-------- Documento --------

O ministro Edson Fachin anunciou em seu discurso de posse que uma das metas de sua gestão à frente do Supremo Tribunal Federal e do Conselho Nacional de Justiça será o estreitamento das relações com a Academia. Para tanto, convidou o professor Fernando Facury Scaff, colunista da revista eletrônica Consultor Jurídico há mais de uma década, para instalar e dirigir o Centro de Estudos Constitucionais do STF. Scaff deverá também coordenar o Conselho Consultivo do CNJ.
Em entrevista à ConJur, o professor titular de Direito Financeiro da USP explicou o projeto:
ConJur — Qual o papel do Centro de Estudos do STF e do Conselho Consultivo do CNJ?

-------- Registros listados --------

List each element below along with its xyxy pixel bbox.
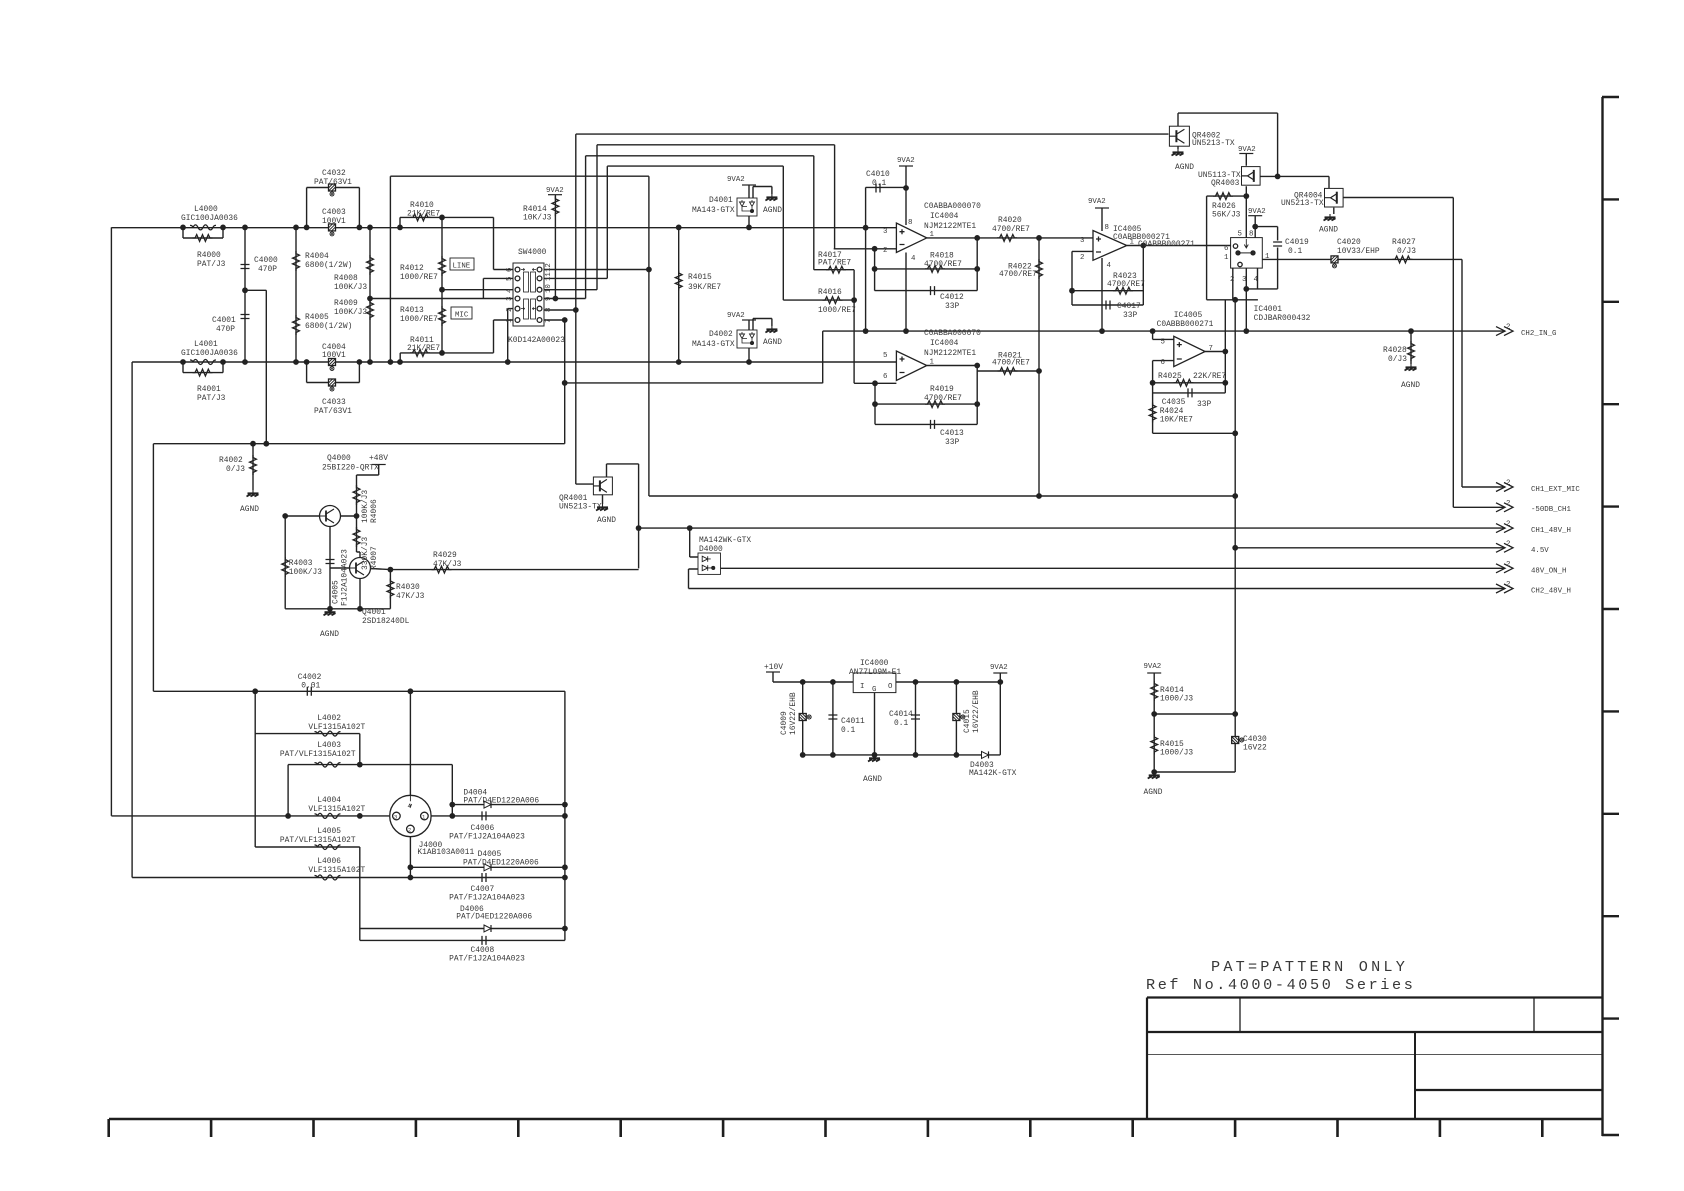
svg-text:2: 2 xyxy=(1506,581,1510,589)
svg-text:R4005: R4005 xyxy=(305,313,329,322)
svg-text:4.5V: 4.5V xyxy=(1531,547,1549,555)
svg-text:4700/RE7: 4700/RE7 xyxy=(1107,280,1145,289)
svg-text:QR4003: QR4003 xyxy=(1211,179,1240,188)
svg-text:R4008: R4008 xyxy=(334,274,358,283)
svg-text:GIC100JA0036: GIC100JA0036 xyxy=(181,349,238,358)
svg-text:C4003: C4003 xyxy=(322,208,346,217)
svg-text:2: 2 xyxy=(408,827,411,834)
svg-text:100K/J3: 100K/J3 xyxy=(289,568,322,577)
svg-text:PAT/F1J2A104A023: PAT/F1J2A104A023 xyxy=(449,955,525,964)
svg-text:5: 5 xyxy=(506,277,514,281)
svg-text:L4006: L4006 xyxy=(317,857,341,866)
svg-text:1000/J3: 1000/J3 xyxy=(1160,749,1193,758)
svg-text:C4020: C4020 xyxy=(1337,238,1361,247)
svg-text:K0D142A00023: K0D142A00023 xyxy=(508,336,565,345)
svg-text:100K/J3: 100K/J3 xyxy=(334,283,367,292)
svg-text:PAT/F1J2A104A023: PAT/F1J2A104A023 xyxy=(449,833,525,842)
svg-text:47K/J3: 47K/J3 xyxy=(396,592,425,601)
svg-text:1: 1 xyxy=(1130,239,1135,247)
svg-text:PAT/RE7: PAT/RE7 xyxy=(818,259,851,268)
svg-text:16V22/EHB: 16V22/EHB xyxy=(789,692,798,735)
svg-text:8: 8 xyxy=(908,219,912,227)
svg-text:C4012: C4012 xyxy=(940,293,964,302)
svg-text:12: 12 xyxy=(545,263,553,272)
svg-text:R4016: R4016 xyxy=(818,288,842,297)
svg-text:100K/J3: 100K/J3 xyxy=(334,308,367,317)
svg-text:UN5213-TX: UN5213-TX xyxy=(1281,199,1324,208)
svg-text:PAT/63V1: PAT/63V1 xyxy=(314,178,352,187)
svg-text:6800(1/2W): 6800(1/2W) xyxy=(305,261,352,270)
svg-text:2: 2 xyxy=(1080,254,1084,262)
svg-text:2: 2 xyxy=(506,308,514,312)
svg-text:33P: 33P xyxy=(1197,400,1211,409)
svg-text:C4017: C4017 xyxy=(1117,302,1141,311)
svg-text:O: O xyxy=(888,683,893,691)
svg-text:10V33/EHP: 10V33/EHP xyxy=(1337,247,1380,256)
svg-text:PAT/D4ED1220A006: PAT/D4ED1220A006 xyxy=(456,913,532,922)
svg-text:AGND: AGND xyxy=(1401,381,1420,390)
svg-text:MA143-GTX: MA143-GTX xyxy=(692,340,735,349)
svg-text:MA142K-GTX: MA142K-GTX xyxy=(969,769,1017,778)
svg-text:AGND: AGND xyxy=(240,505,259,514)
svg-text:1000/RE7: 1000/RE7 xyxy=(400,273,438,282)
svg-text:1: 1 xyxy=(930,359,935,367)
svg-text:AGND: AGND xyxy=(763,338,782,347)
svg-text:IC4000: IC4000 xyxy=(860,659,889,668)
svg-text:5: 5 xyxy=(1161,339,1165,347)
svg-text:9VA2: 9VA2 xyxy=(727,176,745,184)
svg-text:4: 4 xyxy=(1254,276,1259,284)
svg-text:PAT/VLF1315A102T: PAT/VLF1315A102T xyxy=(280,836,356,845)
svg-text:R4009: R4009 xyxy=(334,299,358,308)
svg-text:2SD18240DL: 2SD18240DL xyxy=(362,617,410,626)
svg-text:0.1: 0.1 xyxy=(894,719,908,728)
svg-text:L4001: L4001 xyxy=(194,340,218,349)
svg-text:R4002: R4002 xyxy=(219,456,243,465)
svg-text:AGND: AGND xyxy=(597,516,616,525)
svg-text:3: 3 xyxy=(883,228,887,236)
svg-text:IC4001: IC4001 xyxy=(1254,305,1283,314)
svg-text:LINE: LINE xyxy=(453,263,471,271)
svg-text:0.1: 0.1 xyxy=(841,726,855,735)
svg-text:+48V: +48V xyxy=(369,454,388,463)
svg-text:I: I xyxy=(860,683,864,691)
svg-text:AGND: AGND xyxy=(763,206,782,215)
svg-text:48V_ON_H: 48V_ON_H xyxy=(1531,568,1566,576)
svg-text:R4019: R4019 xyxy=(930,385,954,394)
svg-text:330K/J3: 330K/J3 xyxy=(361,537,370,570)
svg-text:G: G xyxy=(872,686,876,694)
svg-text:0.01: 0.01 xyxy=(301,682,320,691)
svg-text:K1AB103A0011: K1AB103A0011 xyxy=(417,848,474,857)
svg-text:R4000: R4000 xyxy=(197,251,221,260)
svg-text:0/J3: 0/J3 xyxy=(226,465,245,474)
svg-text:L4002: L4002 xyxy=(317,714,341,723)
svg-text:47K/J3: 47K/J3 xyxy=(433,560,462,569)
svg-text:5: 5 xyxy=(1238,231,1242,239)
svg-text:C0ABBA000070: C0ABBA000070 xyxy=(924,329,981,338)
svg-text:2: 2 xyxy=(1506,480,1510,488)
svg-text:33P: 33P xyxy=(1123,311,1137,320)
svg-text:R4003: R4003 xyxy=(289,559,313,568)
svg-text:MA143-GTX: MA143-GTX xyxy=(692,206,735,215)
svg-text:C4011: C4011 xyxy=(841,717,865,726)
svg-text:2: 2 xyxy=(883,247,887,255)
svg-text:9VA2: 9VA2 xyxy=(1238,146,1256,154)
svg-text:C0ABBB000271: C0ABBB000271 xyxy=(1157,320,1214,329)
svg-text:10K/J3: 10K/J3 xyxy=(523,214,552,223)
svg-text:5: 5 xyxy=(883,352,887,360)
svg-text:6: 6 xyxy=(506,268,514,272)
svg-text:R4013: R4013 xyxy=(400,306,424,315)
svg-text:9VA2: 9VA2 xyxy=(990,664,1008,672)
svg-text:33P: 33P xyxy=(945,438,959,447)
svg-text:PAT/VLF1315A102T: PAT/VLF1315A102T xyxy=(280,750,356,759)
svg-text:PAT/D4ED1220A006: PAT/D4ED1220A006 xyxy=(463,797,539,806)
svg-text:R4027: R4027 xyxy=(1392,238,1416,247)
svg-text:CH1_EXT_MIC: CH1_EXT_MIC xyxy=(1531,486,1580,494)
svg-text:0/J3: 0/J3 xyxy=(1397,247,1416,256)
svg-text:PAT=PATTERN ONLY: PAT=PATTERN ONLY xyxy=(1211,958,1408,976)
svg-text:470P: 470P xyxy=(216,325,235,334)
svg-text:D4002: D4002 xyxy=(709,330,733,339)
svg-text:AGND: AGND xyxy=(320,630,339,639)
svg-text:C4010: C4010 xyxy=(866,170,890,179)
svg-text:VLF1315A102T: VLF1315A102T xyxy=(308,723,365,732)
svg-text:NJM2122MTE1: NJM2122MTE1 xyxy=(924,349,976,358)
svg-text:9VA2: 9VA2 xyxy=(546,187,564,195)
svg-text:C4032: C4032 xyxy=(322,169,346,178)
svg-text:4: 4 xyxy=(408,803,412,810)
svg-text:7: 7 xyxy=(1209,345,1213,353)
svg-text:Q4000: Q4000 xyxy=(327,454,351,463)
svg-text:L4003: L4003 xyxy=(317,741,341,750)
svg-text:7: 7 xyxy=(545,319,553,323)
svg-text:1000/RE7: 1000/RE7 xyxy=(400,315,438,324)
svg-text:1: 1 xyxy=(506,318,514,323)
svg-text:L4004: L4004 xyxy=(317,796,341,805)
svg-text:2: 2 xyxy=(1230,276,1234,284)
svg-text:R4029: R4029 xyxy=(433,551,457,560)
svg-text:4: 4 xyxy=(1107,262,1112,270)
svg-text:100V1: 100V1 xyxy=(322,351,346,360)
svg-text:1: 1 xyxy=(930,231,935,239)
svg-text:8: 8 xyxy=(1105,224,1109,232)
svg-text:56K/J3: 56K/J3 xyxy=(1212,211,1241,220)
svg-text:3: 3 xyxy=(1080,237,1084,245)
svg-text:PAT/J3: PAT/J3 xyxy=(197,260,226,269)
svg-text:9VA2: 9VA2 xyxy=(897,157,915,165)
svg-text:F1J2A104A023: F1J2A104A023 xyxy=(341,549,350,606)
svg-text:CDJBAR000432: CDJBAR000432 xyxy=(1254,314,1311,323)
svg-text:D4000: D4000 xyxy=(699,545,723,554)
svg-text:6: 6 xyxy=(883,373,887,381)
svg-text:AGND: AGND xyxy=(1144,788,1163,797)
svg-text:16V22: 16V22 xyxy=(1243,744,1267,753)
svg-text:6: 6 xyxy=(1161,359,1165,367)
svg-text:4700/RE7: 4700/RE7 xyxy=(999,270,1037,279)
svg-text:NJM2122MTE1: NJM2122MTE1 xyxy=(924,222,976,231)
svg-text:IC4004: IC4004 xyxy=(930,212,959,221)
svg-text:1: 1 xyxy=(1265,253,1270,261)
svg-text:1000/RE7: 1000/RE7 xyxy=(818,306,856,315)
svg-text:33P: 33P xyxy=(945,302,959,311)
svg-text:R4006: R4006 xyxy=(370,499,379,523)
svg-text:CH1_48V_H: CH1_48V_H xyxy=(1531,527,1571,535)
svg-text:CH2_48V_H: CH2_48V_H xyxy=(1531,588,1571,596)
svg-text:4700/RE7: 4700/RE7 xyxy=(924,394,962,403)
svg-text:100K/J3: 100K/J3 xyxy=(361,490,370,523)
svg-text:C4014: C4014 xyxy=(889,710,913,719)
svg-text:470P: 470P xyxy=(258,265,277,274)
svg-text:C4001: C4001 xyxy=(212,316,236,325)
svg-text:C4000: C4000 xyxy=(254,256,278,265)
svg-text:16V22/EHB: 16V22/EHB xyxy=(972,690,981,733)
svg-text:C4009: C4009 xyxy=(780,711,789,735)
svg-text:C0ABBB000271: C0ABBB000271 xyxy=(1138,240,1195,249)
svg-text:C4035: C4035 xyxy=(1162,398,1186,407)
svg-text:4700/RE7: 4700/RE7 xyxy=(992,225,1030,234)
svg-text:3: 3 xyxy=(394,814,397,821)
svg-text:C4013: C4013 xyxy=(940,429,964,438)
svg-text:MIC: MIC xyxy=(455,312,469,320)
svg-text:6800(1/2W): 6800(1/2W) xyxy=(305,322,352,331)
svg-text:100V1: 100V1 xyxy=(322,217,346,226)
svg-text:UN5213-TX: UN5213-TX xyxy=(1192,139,1235,148)
svg-text:0/J3: 0/J3 xyxy=(1388,355,1407,364)
svg-text:9VA2: 9VA2 xyxy=(1144,663,1162,671)
svg-text:MA142WK-GTX: MA142WK-GTX xyxy=(699,536,751,545)
svg-text:C4033: C4033 xyxy=(322,398,346,407)
svg-text:GIC100JA0036: GIC100JA0036 xyxy=(181,214,238,223)
svg-text:11: 11 xyxy=(545,272,553,281)
svg-text:0.1: 0.1 xyxy=(1288,247,1302,256)
svg-text:9VA2: 9VA2 xyxy=(1088,198,1106,206)
svg-text:Q4001: Q4001 xyxy=(362,608,386,617)
svg-text:R4004: R4004 xyxy=(305,252,329,261)
svg-text:PAT/63V1: PAT/63V1 xyxy=(314,407,352,416)
svg-text:R4012: R4012 xyxy=(400,264,424,273)
svg-text:22K/RE7: 22K/RE7 xyxy=(1193,372,1226,381)
svg-text:SW4000: SW4000 xyxy=(518,248,547,257)
svg-text:8: 8 xyxy=(1249,231,1253,239)
svg-text:VLF1315A102T: VLF1315A102T xyxy=(308,866,365,875)
svg-text:+10V: +10V xyxy=(764,663,783,672)
svg-text:2: 2 xyxy=(1506,500,1510,508)
svg-text:R4030: R4030 xyxy=(396,583,420,592)
svg-text:AN77L09M-E1: AN77L09M-E1 xyxy=(849,668,901,677)
svg-text:IC4005: IC4005 xyxy=(1174,311,1203,320)
svg-text:VLF1315A102T: VLF1315A102T xyxy=(308,805,365,814)
svg-text:AGND: AGND xyxy=(1319,226,1338,235)
svg-text:L4005: L4005 xyxy=(317,827,341,836)
svg-text:0.1: 0.1 xyxy=(872,179,886,188)
svg-text:9VA2: 9VA2 xyxy=(1248,208,1266,216)
svg-text:4700/RE7: 4700/RE7 xyxy=(924,260,962,269)
svg-text:2: 2 xyxy=(1506,324,1510,332)
svg-text:Ref No.4000-4050 Series: Ref No.4000-4050 Series xyxy=(1146,976,1415,994)
svg-text:PAT/F1J2A104A023: PAT/F1J2A104A023 xyxy=(449,894,525,903)
svg-text:21K/RE7: 21K/RE7 xyxy=(407,344,440,353)
svg-text:CH2_IN_G: CH2_IN_G xyxy=(1521,330,1556,338)
svg-text:4: 4 xyxy=(911,255,916,263)
svg-text:6: 6 xyxy=(1224,245,1228,253)
svg-text:3: 3 xyxy=(506,297,514,301)
svg-text:1: 1 xyxy=(1224,254,1229,262)
svg-text:4: 4 xyxy=(506,288,514,293)
svg-text:C0ABBA000070: C0ABBA000070 xyxy=(924,202,981,211)
svg-text:1000/J3: 1000/J3 xyxy=(1160,695,1193,704)
svg-text:R4001: R4001 xyxy=(197,385,221,394)
svg-text:25BI220-QRTX: 25BI220-QRTX xyxy=(322,464,379,473)
svg-text:39K/RE7: 39K/RE7 xyxy=(688,283,721,292)
svg-text:2: 2 xyxy=(1506,561,1510,569)
svg-text:D4001: D4001 xyxy=(709,196,733,205)
svg-text:-50DB_CH1: -50DB_CH1 xyxy=(1531,506,1571,514)
svg-text:21K/RE7: 21K/RE7 xyxy=(407,210,440,219)
svg-text:L4000: L4000 xyxy=(194,205,218,214)
svg-text:R4007: R4007 xyxy=(370,546,379,570)
svg-text:R4020: R4020 xyxy=(998,216,1022,225)
svg-text:9: 9 xyxy=(545,297,553,301)
svg-text:AGND: AGND xyxy=(863,775,882,784)
svg-text:2: 2 xyxy=(1506,521,1510,529)
svg-text:2: 2 xyxy=(1506,540,1510,548)
svg-text:10K/RE7: 10K/RE7 xyxy=(1160,416,1193,425)
svg-text:UN5213-TX: UN5213-TX xyxy=(559,503,602,512)
svg-text:10: 10 xyxy=(545,284,553,293)
svg-text:R4028: R4028 xyxy=(1383,346,1407,355)
svg-text:PAT/D4ED1220A006: PAT/D4ED1220A006 xyxy=(463,859,539,868)
svg-text:AGND: AGND xyxy=(1175,163,1194,172)
svg-text:R4025: R4025 xyxy=(1158,372,1182,381)
svg-text:R4015: R4015 xyxy=(688,273,712,282)
svg-text:IC4004: IC4004 xyxy=(930,339,959,348)
svg-text:C4005: C4005 xyxy=(332,580,341,604)
svg-text:9VA2: 9VA2 xyxy=(727,312,745,320)
svg-text:3: 3 xyxy=(1242,276,1246,284)
svg-text:C4015: C4015 xyxy=(963,709,972,733)
svg-text:4700/RE7: 4700/RE7 xyxy=(992,359,1030,368)
svg-text:PAT/J3: PAT/J3 xyxy=(197,394,226,403)
svg-text:8: 8 xyxy=(545,308,553,312)
svg-text:C4019: C4019 xyxy=(1285,238,1309,247)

--------

Tarefa proposta. Segundo o documento, quem foi convidado para instalar e dirigir o Centro de Estudos Constitucionais do STF? Os registros não são necessários para resolver o exercício.

Resposta do exercício. O professor Fernando Facury Scaff.